__Aufgabe 1__: Prüfe, ob die Aussagen (a), (b) und (c) mit der Passage über die Hamburger Hafenentwicklung übereinstimmen. Antworte jeweils mit Ja oder Nein und zitiere die entscheidenden Worte der Passage wörtlich. (a) Wirtschaftssenator Erhard Rittershaus gehört einer Partei an. (b) Die Betriebe, die weichen müssen, haben zusammen 1000 Beschäftigte. (c) Das Projekt wurde in aller Öffentlichkeit vorangetrieben.
__Aufgabe 2__: Benenne in der Passage über die Hamburger Hafenentwicklung „Betriebe“ in „Unternehmen“ um. Gib dazu den Abschnitt von „Zunächst aber müssen“ bis einschließlich „und Grundstücke aufgekauft.“ mit dieser Änderung wieder.
__Aufgabe 3__: Zu welchem Zweck sollte die Tochtergesellschaft GHS laut der Passage über die Hamburger Hafenentwicklung gegründet werden?

__Ausgewählte Passage__:

------------------------------------------------------------

Zunächst aber müssen mehrere Betriebe mit insgesamt 1000 Beschäftigten dem, wie der parteilose Wirtschaftssenator Erhard Rittershaus sich begeisterte, „Meisterstück des strategischen Weitblicks“weichen. Doch Hamburg, grinste der Regierungschef listig, habe auch hier vorgesorgt: In den „langen Jahren“, in denen er „mit einem kleinen Team“und unter strengster Geheimhaltung sein Projekt vorantrieb, wurden Betriebe „pfleglich“umgesiedelt, Erweiterungen erst gar nicht genehmigt und Grundstücke aufgekauft.

Um das eigene Stadtsäckel zu schonen, wurde bereits 1995 die Hamburger Hafen- und Lagerhausaktiengesellschaft (HHLA) überredet, eine Tochtergesellschaft GHS zu gründen – eigens zu Zwecken der „Hafen- und Standortentwicklung“. In aller Stille hat diese sich Firmen und Nutzungsrechte einverleibt. Spätestens bei der Aufteilung des gigantisch geplanten Containerterminals in Altenwerder dürfte sich die Stadt bei der HHLA revanchieren.

------------------------------------------------------------

__Bereitgestelltes Material__:
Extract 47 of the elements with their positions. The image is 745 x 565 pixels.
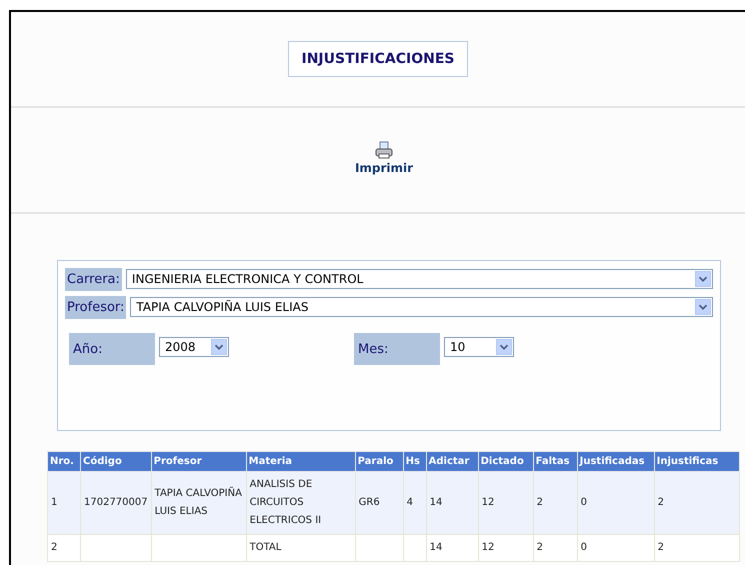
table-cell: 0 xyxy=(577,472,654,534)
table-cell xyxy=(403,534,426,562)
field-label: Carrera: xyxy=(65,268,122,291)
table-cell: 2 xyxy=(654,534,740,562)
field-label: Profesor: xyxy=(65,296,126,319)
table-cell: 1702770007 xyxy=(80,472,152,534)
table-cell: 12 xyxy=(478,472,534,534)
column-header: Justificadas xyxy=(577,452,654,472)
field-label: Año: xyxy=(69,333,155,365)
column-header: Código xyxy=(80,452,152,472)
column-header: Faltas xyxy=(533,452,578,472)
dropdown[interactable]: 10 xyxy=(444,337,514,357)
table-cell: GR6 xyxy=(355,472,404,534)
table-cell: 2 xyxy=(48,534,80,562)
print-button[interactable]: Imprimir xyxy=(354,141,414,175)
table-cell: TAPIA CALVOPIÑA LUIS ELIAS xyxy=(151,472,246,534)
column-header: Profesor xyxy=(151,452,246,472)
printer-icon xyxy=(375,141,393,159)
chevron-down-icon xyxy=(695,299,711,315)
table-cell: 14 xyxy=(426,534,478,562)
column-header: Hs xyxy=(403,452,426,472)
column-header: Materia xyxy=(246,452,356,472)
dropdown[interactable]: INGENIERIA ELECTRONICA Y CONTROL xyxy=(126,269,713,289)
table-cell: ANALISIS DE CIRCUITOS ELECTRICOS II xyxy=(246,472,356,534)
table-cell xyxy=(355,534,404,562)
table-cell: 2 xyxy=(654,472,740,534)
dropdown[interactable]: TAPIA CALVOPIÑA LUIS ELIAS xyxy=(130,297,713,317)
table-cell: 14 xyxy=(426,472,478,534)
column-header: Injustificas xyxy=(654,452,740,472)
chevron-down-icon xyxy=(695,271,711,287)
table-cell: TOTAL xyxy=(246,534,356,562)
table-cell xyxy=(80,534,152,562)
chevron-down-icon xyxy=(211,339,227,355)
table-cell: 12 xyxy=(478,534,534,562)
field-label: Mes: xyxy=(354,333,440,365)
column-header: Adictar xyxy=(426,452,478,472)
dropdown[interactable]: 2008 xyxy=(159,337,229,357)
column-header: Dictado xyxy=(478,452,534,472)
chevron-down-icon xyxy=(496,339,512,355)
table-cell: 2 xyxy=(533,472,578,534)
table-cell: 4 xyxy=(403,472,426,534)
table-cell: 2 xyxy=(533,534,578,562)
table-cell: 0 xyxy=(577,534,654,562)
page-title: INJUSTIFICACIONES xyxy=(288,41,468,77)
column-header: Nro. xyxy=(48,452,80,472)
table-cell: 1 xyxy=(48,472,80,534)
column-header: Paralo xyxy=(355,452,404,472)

------------------------------------------------------------

__Ergebnis 1__:
(a) Nein: „der parteilose Wirtschaftssenator Erhard Rittershaus“
(b) Ja: „mehrere Betriebe mit insgesamt 1000 Beschäftigten“
(c) Nein: „unter strengster Geheimhaltung sein Projekt vorantrieb“

__Ergebnis 2__:
Zunächst aber müssen mehrere Unternehmen mit insgesamt 1000 Beschäftigten dem, wie der parteilose Wirtschaftssenator Erhard Rittershaus sich begeisterte, „Meisterstück des strategischen Weitblicks“weichen. Doch Hamburg, grinste der Regierungschef listig, habe auch hier vorgesorgt: In den „langen Jahren“, in denen er „mit einem kleinen Team“und unter strengster Geheimhaltung sein Projekt vorantrieb, wurden Unternehmen „pfleglich“umgesiedelt, Erweiterungen erst gar nicht genehmigt und Grundstücke aufgekauft.

__Ergebnis 3__: Eigens zu Zwecken der „Hafen- und Standortentwicklung“.